### Task goal
Find all lines in the records that include the word "path", and copy them out.

### Data for this exercise
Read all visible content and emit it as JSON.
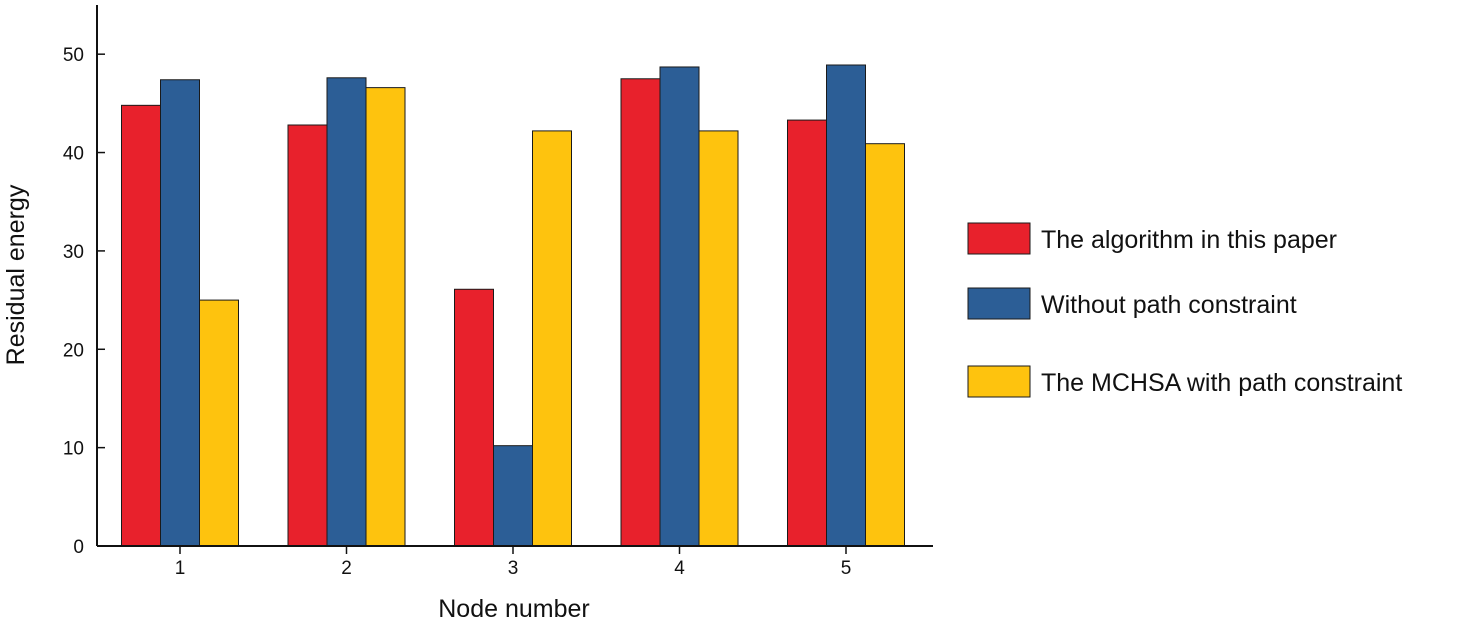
{
  "chart_data": {
    "type": "bar",
    "title": "",
    "xlabel": "Node number",
    "ylabel": "Residual energy",
    "categories": [
      "1",
      "2",
      "3",
      "4",
      "5"
    ],
    "ylim": [
      0,
      55
    ],
    "yticks": [
      0,
      10,
      20,
      30,
      40,
      50
    ],
    "grid": false,
    "legend_position": "right",
    "series": [
      {
        "name": "The algorithm in this paper",
        "color": "#e8212c",
        "values": [
          44.8,
          42.8,
          26.1,
          47.5,
          43.3
        ]
      },
      {
        "name": "Without path constraint",
        "color": "#2c5e96",
        "values": [
          47.4,
          47.6,
          10.2,
          48.7,
          48.9
        ]
      },
      {
        "name": "The MCHSA with path constraint",
        "color": "#fec30e",
        "values": [
          25.0,
          46.6,
          42.2,
          42.2,
          40.9
        ]
      }
    ]
  }
}
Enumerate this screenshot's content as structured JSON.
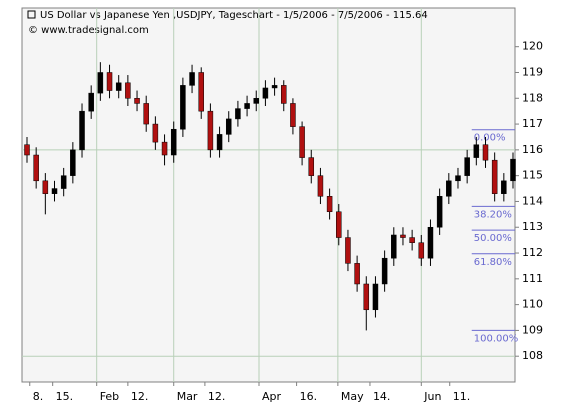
{
  "chart_data": {
    "type": "candlestick",
    "title": "US Dollar vs Japanese Yen ,USDJPY, Tageschart - 1/5/2006 - 7/5/2006 - 115.64",
    "subtitle": "© www.tradesignal.com",
    "open": [
      116.2,
      115.8,
      114.8,
      114.3,
      114.5,
      115.0,
      116.0,
      117.5,
      118.2,
      119.0,
      118.3,
      118.6,
      118.0,
      117.8,
      117.0,
      116.3,
      115.8,
      116.8,
      118.5,
      119.0,
      117.5,
      116.0,
      116.6,
      117.2,
      117.6,
      117.8,
      118.0,
      118.4,
      118.5,
      117.8,
      116.9,
      115.7,
      115.0,
      114.2,
      113.6,
      112.6,
      111.6,
      110.8,
      109.8,
      110.8,
      111.8,
      112.7,
      112.6,
      112.4,
      111.8,
      113.0,
      114.2,
      114.8,
      115.0,
      115.7,
      116.2,
      115.6,
      114.3,
      114.8
    ],
    "high": [
      116.5,
      116.1,
      115.1,
      114.8,
      115.3,
      116.3,
      117.8,
      118.5,
      119.4,
      119.3,
      118.9,
      118.9,
      118.3,
      118.1,
      117.3,
      116.6,
      117.1,
      118.8,
      119.3,
      119.2,
      117.8,
      116.9,
      117.5,
      117.9,
      118.1,
      118.3,
      118.7,
      118.8,
      118.7,
      118.0,
      117.1,
      116.0,
      115.3,
      114.5,
      113.9,
      112.9,
      111.9,
      111.1,
      111.1,
      112.1,
      113.0,
      113.0,
      112.9,
      112.7,
      113.3,
      114.5,
      115.1,
      115.3,
      116.0,
      116.5,
      116.5,
      115.9,
      115.1,
      115.9
    ],
    "low": [
      115.5,
      114.5,
      113.5,
      114.0,
      114.2,
      114.7,
      115.7,
      117.2,
      117.9,
      118.0,
      118.0,
      117.7,
      117.5,
      116.7,
      116.0,
      115.4,
      115.5,
      116.5,
      118.2,
      117.2,
      115.7,
      115.7,
      116.3,
      116.9,
      117.3,
      117.5,
      117.7,
      118.1,
      117.5,
      116.6,
      115.4,
      114.7,
      113.9,
      113.3,
      112.3,
      111.3,
      110.5,
      109.0,
      109.5,
      110.5,
      111.5,
      112.3,
      112.1,
      111.5,
      111.5,
      112.7,
      113.9,
      114.5,
      114.7,
      115.4,
      115.3,
      114.0,
      114.0,
      114.5
    ],
    "close": [
      115.8,
      114.8,
      114.3,
      114.5,
      115.0,
      116.0,
      117.5,
      118.2,
      119.0,
      118.3,
      118.6,
      118.0,
      117.8,
      117.0,
      116.3,
      115.8,
      116.8,
      118.5,
      119.0,
      117.5,
      116.0,
      116.6,
      117.2,
      117.6,
      117.8,
      118.0,
      118.4,
      118.5,
      117.8,
      116.9,
      115.7,
      115.0,
      114.2,
      113.6,
      112.6,
      111.6,
      110.8,
      109.8,
      110.8,
      111.8,
      112.7,
      112.6,
      112.4,
      111.8,
      113.0,
      114.2,
      114.8,
      115.0,
      115.7,
      116.2,
      115.6,
      114.3,
      114.8,
      115.64
    ],
    "up_color": "#000000",
    "down_color": "#b01010",
    "xlim": [
      -0.5,
      53.5
    ],
    "xticks": [
      {
        "value": 0.3,
        "label": "8."
      },
      {
        "value": 2.8,
        "label": "15."
      },
      {
        "value": 7.6,
        "label": "Feb"
      },
      {
        "value": 11.0,
        "label": "12."
      },
      {
        "value": 16.0,
        "label": "Mar"
      },
      {
        "value": 19.4,
        "label": "12."
      },
      {
        "value": 25.3,
        "label": "Apr"
      },
      {
        "value": 29.4,
        "label": "16."
      },
      {
        "value": 33.9,
        "label": "May"
      },
      {
        "value": 37.4,
        "label": "14."
      },
      {
        "value": 43.0,
        "label": "Jun"
      },
      {
        "value": 46.1,
        "label": "11."
      }
    ],
    "month_grid": [
      7.6,
      16.0,
      25.3,
      33.9,
      43.0
    ],
    "ylim": [
      107,
      121.5
    ],
    "yticks": [
      108,
      109,
      110,
      111,
      112,
      113,
      114,
      115,
      116,
      117,
      118,
      119,
      120
    ],
    "hgrid": [
      108,
      116
    ],
    "fib_levels": [
      {
        "value": 116.78,
        "label": "0.00%"
      },
      {
        "value": 113.81,
        "label": "38.20%"
      },
      {
        "value": 112.89,
        "label": "50.00%"
      },
      {
        "value": 111.97,
        "label": "61.80%"
      },
      {
        "value": 109.0,
        "label": "100.00%"
      }
    ],
    "fib_start": 48.5,
    "fib_color": "#6a6ad0"
  }
}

### Task output
        "name": "Without path constraint",
        "name": "The MCHSA with path constraint",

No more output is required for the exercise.